* **Exercise**:
Return the entries below in their exact form, leaving the pictures out.

* **Record set**:
--- Start ---
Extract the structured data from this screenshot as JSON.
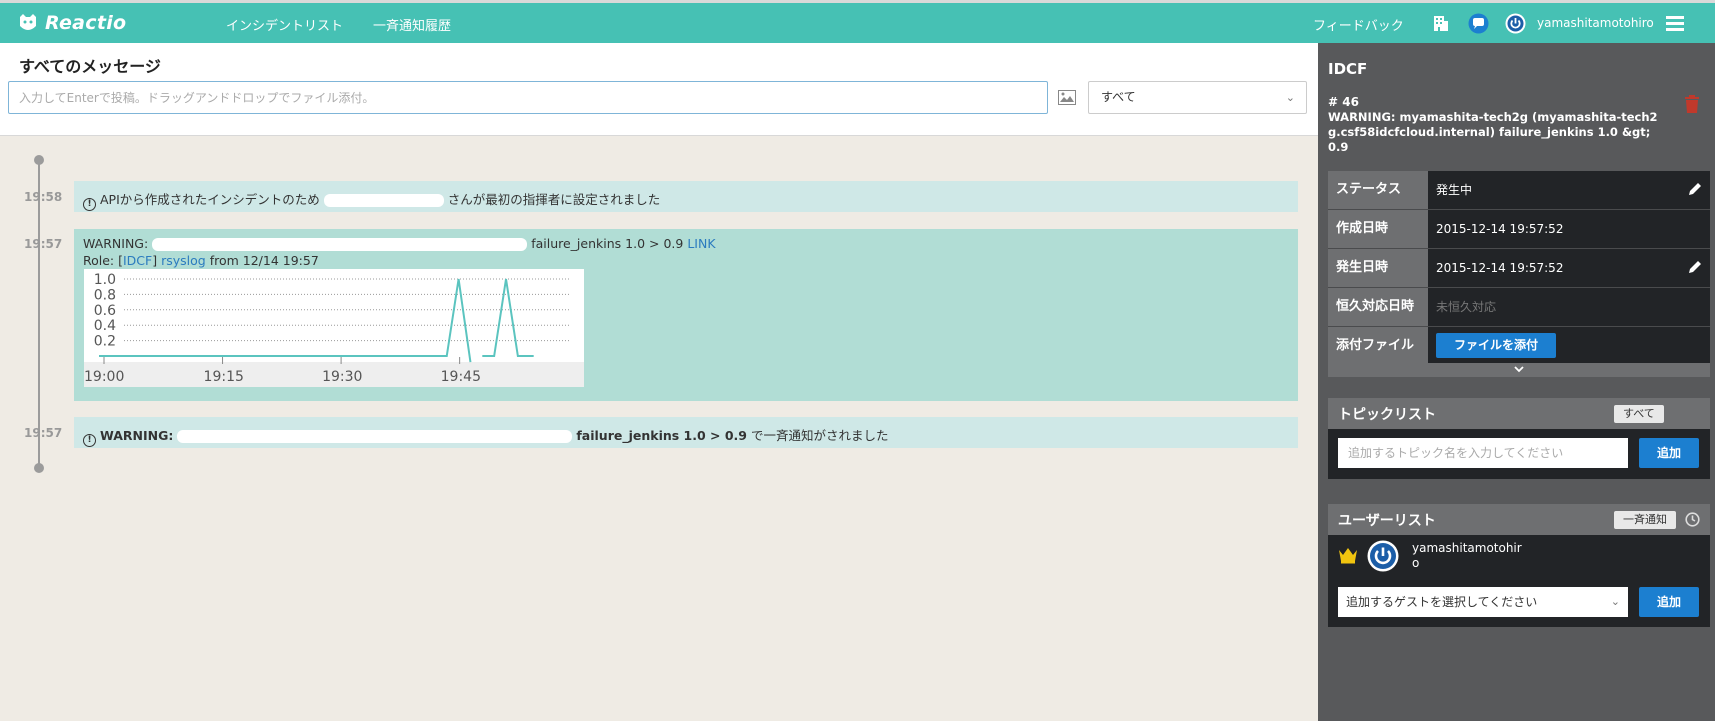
{
  "header": {
    "app_name": "Reactio",
    "nav": [
      "インシデントリスト",
      "一斉通知履歴"
    ],
    "feedback": "フィードバック",
    "username": "yamashitamotohiro"
  },
  "messages": {
    "title": "すべてのメッセージ",
    "input_placeholder": "入力してEnterで投稿。ドラッグアンドドロップでファイル添付。",
    "filter_value": "すべて"
  },
  "timeline": {
    "entry1": {
      "time": "19:58",
      "text_before": "APIから作成されたインシデントのため",
      "text_after": "さんが最初の指揮者に設定されました"
    },
    "entry2": {
      "time": "19:57",
      "warning": "WARNING:",
      "condition": "failure_jenkins 1.0 > 0.9",
      "link": "LINK",
      "role_prefix": "Role: [",
      "role": "IDCF",
      "role_mid": "]",
      "source": "rsyslog",
      "from": "from 12/14 19:57"
    },
    "entry3": {
      "time": "19:57",
      "warning": "WARNING:",
      "condition": "failure_jenkins 1.0 > 0.9",
      "suffix": "で一斉通知がされました"
    }
  },
  "chart_data": {
    "type": "line",
    "x": [
      "19:00",
      "19:15",
      "19:30",
      "19:45"
    ],
    "yticks": [
      "1.0",
      "0.8",
      "0.6",
      "0.4",
      "0.2"
    ],
    "ylim": [
      0,
      1.0
    ],
    "series_color": "#5bc4bf",
    "series": [
      {
        "values_desc": "0 until ~19:45, spike to 1.0 at ~19:45, spike to 1.0 at ~19:51, then 0"
      }
    ]
  },
  "incident": {
    "project": "IDCF",
    "number": "# 46",
    "title": "WARNING: myamashita-tech2g (myamashita-tech2g.csf58idcfcloud.internal) failure_jenkins 1.0 &gt; 0.9",
    "rows": [
      {
        "label": "ステータス",
        "value": "発生中"
      },
      {
        "label": "作成日時",
        "value": "2015-12-14 19:57:52"
      },
      {
        "label": "発生日時",
        "value": "2015-12-14 19:57:52"
      },
      {
        "label": "恒久対応日時",
        "value": "未恒久対応"
      },
      {
        "label": "添付ファイル",
        "value": "ファイルを添付"
      }
    ]
  },
  "topics": {
    "title": "トピックリスト",
    "all_button": "すべて",
    "input_placeholder": "追加するトピック名を入力してください",
    "add": "追加"
  },
  "users": {
    "title": "ユーザーリスト",
    "notify_button": "一斉通知",
    "user_name": "yamashitamotohiro",
    "guest_placeholder": "追加するゲストを選択してください",
    "add": "追加"
  },
  "colors": {
    "header": "#46c1b4",
    "accent_blue": "#1c7fd0",
    "danger": "#c0392b",
    "crown": "#f1c40f"
  }
}
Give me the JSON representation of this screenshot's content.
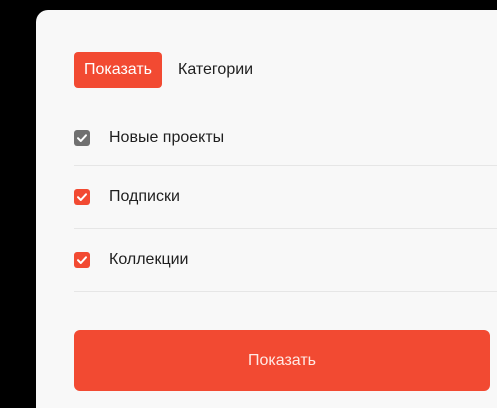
{
  "tabs": [
    {
      "label": "Показать",
      "active": true
    },
    {
      "label": "Категории",
      "active": false
    }
  ],
  "options": [
    {
      "label": "Новые проекты",
      "checked": true,
      "state": "disabled"
    },
    {
      "label": "Подписки",
      "checked": true,
      "state": "enabled"
    },
    {
      "label": "Коллекции",
      "checked": true,
      "state": "enabled"
    }
  ],
  "submit": {
    "label": "Показать"
  },
  "colors": {
    "accent": "#f24a32",
    "checkbox_disabled": "#707070",
    "panel_background": "#f8f8f8",
    "outer_background": "#000000"
  },
  "icons": {
    "checkbox_mark": "check-icon"
  }
}
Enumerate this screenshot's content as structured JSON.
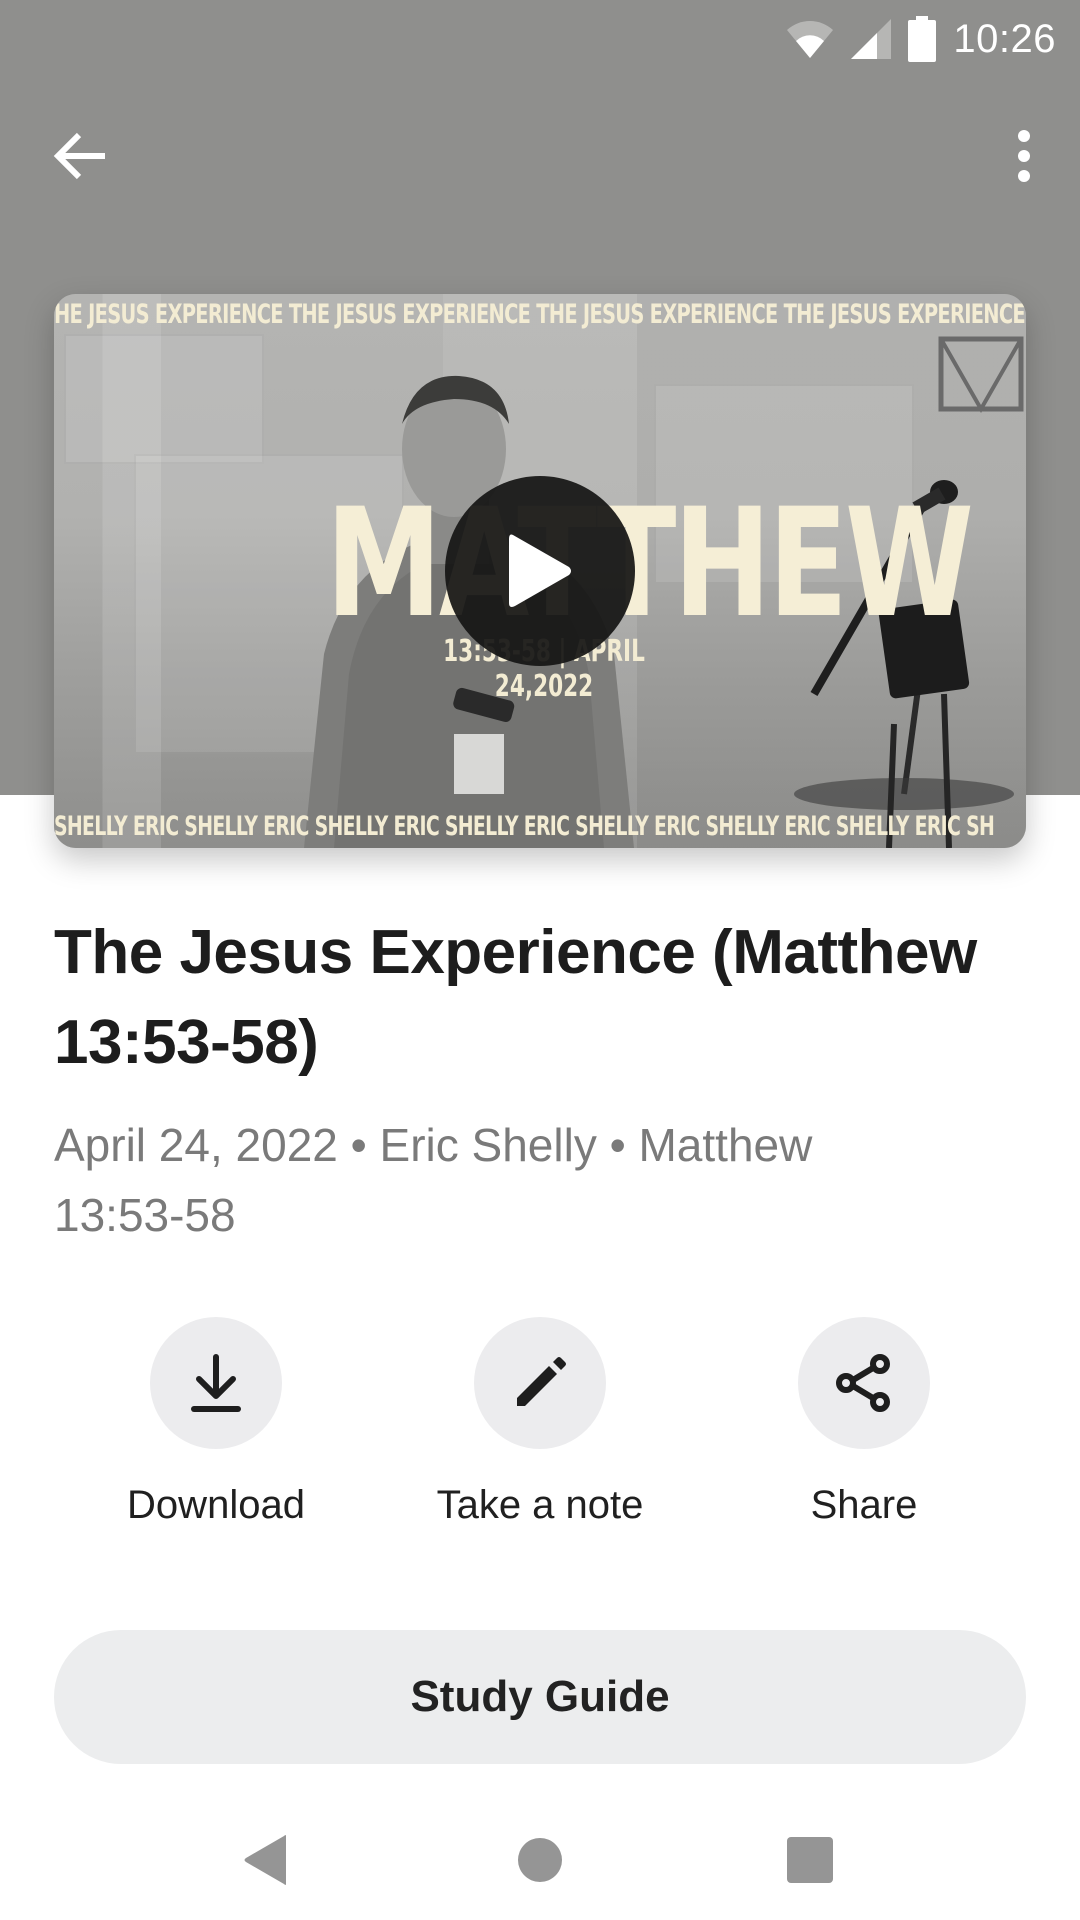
{
  "status_bar": {
    "time": "10:26",
    "icons": [
      "wifi-icon",
      "cellular-signal-icon",
      "battery-icon"
    ]
  },
  "toolbar": {
    "back_icon": "arrow-back-icon",
    "more_icon": "more-vertical-icon"
  },
  "thumbnail": {
    "top_ticker": "HE JESUS EXPERIENCE THE JESUS EXPERIENCE THE JESUS EXPERIENCE THE JESUS EXPERIENCE",
    "big_title": "MATTHEW",
    "subtitle": "13:53-58  |  APRIL 24,2022",
    "bottom_ticker": "SHELLY ERIC SHELLY ERIC SHELLY ERIC SHELLY ERIC SHELLY ERIC SHELLY ERIC SHELLY ERIC SH",
    "play_icon": "play-icon"
  },
  "sermon": {
    "title": "The Jesus Experience (Matthew 13:53-58)",
    "meta": "April 24, 2022 • Eric Shelly • Matthew 13:53-58"
  },
  "actions": [
    {
      "label": "Download",
      "icon": "download-icon"
    },
    {
      "label": "Take a note",
      "icon": "pencil-icon"
    },
    {
      "label": "Share",
      "icon": "share-icon"
    }
  ],
  "study_guide": {
    "label": "Study Guide"
  },
  "nav_bar": {
    "icons": [
      "nav-back-icon",
      "nav-home-icon",
      "nav-recents-icon"
    ]
  },
  "colors": {
    "header_bg": "#8f8f8d",
    "action_circle": "#ececee",
    "title_text": "#1d1d1d",
    "meta_text": "#7a7a7a",
    "thumbnail_text": "#f5eed6"
  }
}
--- End ---
* **Response to this task**:
Extract the structured data from this screenshot as JSON.
{
  "header": {
    "app_name": "Reactio",
    "nav": [
      "インシデントリスト",
      "一斉通知履歴"
    ],
    "feedback": "フィードバック",
    "username": "yamashitamotohiro"
  },
  "messages": {
    "title": "すべてのメッセージ",
    "input_placeholder": "入力してEnterで投稿。ドラッグアンドドロップでファイル添付。",
    "filter_value": "すべて"
  },
  "timeline": {
    "entry1": {
      "time": "19:58",
      "text_before": "APIから作成されたインシデントのため",
      "text_after": "さんが最初の指揮者に設定されました"
    },
    "entry2": {
      "time": "19:57",
      "warning": "WARNING:",
      "condition": "failure_jenkins 1.0 > 0.9",
      "link": "LINK",
      "role_prefix": "Role: [",
      "role": "IDCF",
      "role_mid": "]",
      "source": "rsyslog",
      "from": "from 12/14 19:57"
    },
    "entry3": {
      "time": "19:57",
      "warning": "WARNING:",
      "condition": "failure_jenkins 1.0 > 0.9",
      "suffix": "で一斉通知がされました"
    }
  },
  "chart_data": {
    "type": "line",
    "x": [
      "19:00",
      "19:15",
      "19:30",
      "19:45"
    ],
    "yticks": [
      "1.0",
      "0.8",
      "0.6",
      "0.4",
      "0.2"
    ],
    "ylim": [
      0,
      1.0
    ],
    "series_color": "#5bc4bf",
    "series": [
      {
        "values_desc": "0 until ~19:45, spike to 1.0 at ~19:45, spike to 1.0 at ~19:51, then 0"
      }
    ]
  },
  "incident": {
    "project": "IDCF",
    "number": "# 46",
    "title": "WARNING: myamashita-tech2g (myamashita-tech2g.csf58idcfcloud.internal) failure_jenkins 1.0 &gt; 0.9",
    "rows": [
      {
        "label": "ステータス",
        "value": "発生中"
      },
      {
        "label": "作成日時",
        "value": "2015-12-14 19:57:52"
      },
      {
        "label": "発生日時",
        "value": "2015-12-14 19:57:52"
      },
      {
        "label": "恒久対応日時",
        "value": "未恒久対応"
      },
      {
        "label": "添付ファイル",
        "value": "ファイルを添付"
      }
    ]
  },
  "topics": {
    "title": "トピックリスト",
    "all_button": "すべて",
    "input_placeholder": "追加するトピック名を入力してください",
    "add": "追加"
  },
  "users": {
    "title": "ユーザーリスト",
    "notify_button": "一斉通知",
    "user_name": "yamashitamotohiro",
    "guest_placeholder": "追加するゲストを選択してください",
    "add": "追加"
  },
  "colors": {
    "header": "#46c1b4",
    "accent_blue": "#1c7fd0",
    "danger": "#c0392b",
    "crown": "#f1c40f"
  }
}
Give me the JSON representation of this screenshot's content.
{
  "tabs": [
    {
      "label": "Показать",
      "active": true
    },
    {
      "label": "Категории",
      "active": false
    }
  ],
  "options": [
    {
      "label": "Новые проекты",
      "checked": true,
      "state": "disabled"
    },
    {
      "label": "Подписки",
      "checked": true,
      "state": "enabled"
    },
    {
      "label": "Коллекции",
      "checked": true,
      "state": "enabled"
    }
  ],
  "submit": {
    "label": "Показать"
  },
  "colors": {
    "accent": "#f24a32",
    "checkbox_disabled": "#707070",
    "panel_background": "#f8f8f8",
    "outer_background": "#000000"
  },
  "icons": {
    "checkbox_mark": "check-icon"
  }
}
Enumerate this screenshot's content as structured JSON.
{
  "status_bar": {
    "time": "10:26",
    "icons": [
      "wifi-icon",
      "cellular-signal-icon",
      "battery-icon"
    ]
  },
  "toolbar": {
    "back_icon": "arrow-back-icon",
    "more_icon": "more-vertical-icon"
  },
  "thumbnail": {
    "top_ticker": "HE JESUS EXPERIENCE THE JESUS EXPERIENCE THE JESUS EXPERIENCE THE JESUS EXPERIENCE",
    "big_title": "MATTHEW",
    "subtitle": "13:53-58  |  APRIL 24,2022",
    "bottom_ticker": "SHELLY ERIC SHELLY ERIC SHELLY ERIC SHELLY ERIC SHELLY ERIC SHELLY ERIC SHELLY ERIC SH",
    "play_icon": "play-icon"
  },
  "sermon": {
    "title": "The Jesus Experience (Matthew 13:53-58)",
    "meta": "April 24, 2022 • Eric Shelly • Matthew 13:53-58"
  },
  "actions": [
    {
      "label": "Download",
      "icon": "download-icon"
    },
    {
      "label": "Take a note",
      "icon": "pencil-icon"
    },
    {
      "label": "Share",
      "icon": "share-icon"
    }
  ],
  "study_guide": {
    "label": "Study Guide"
  },
  "nav_bar": {
    "icons": [
      "nav-back-icon",
      "nav-home-icon",
      "nav-recents-icon"
    ]
  },
  "colors": {
    "header_bg": "#8f8f8d",
    "action_circle": "#ececee",
    "title_text": "#1d1d1d",
    "meta_text": "#7a7a7a",
    "thumbnail_text": "#f5eed6"
  }
}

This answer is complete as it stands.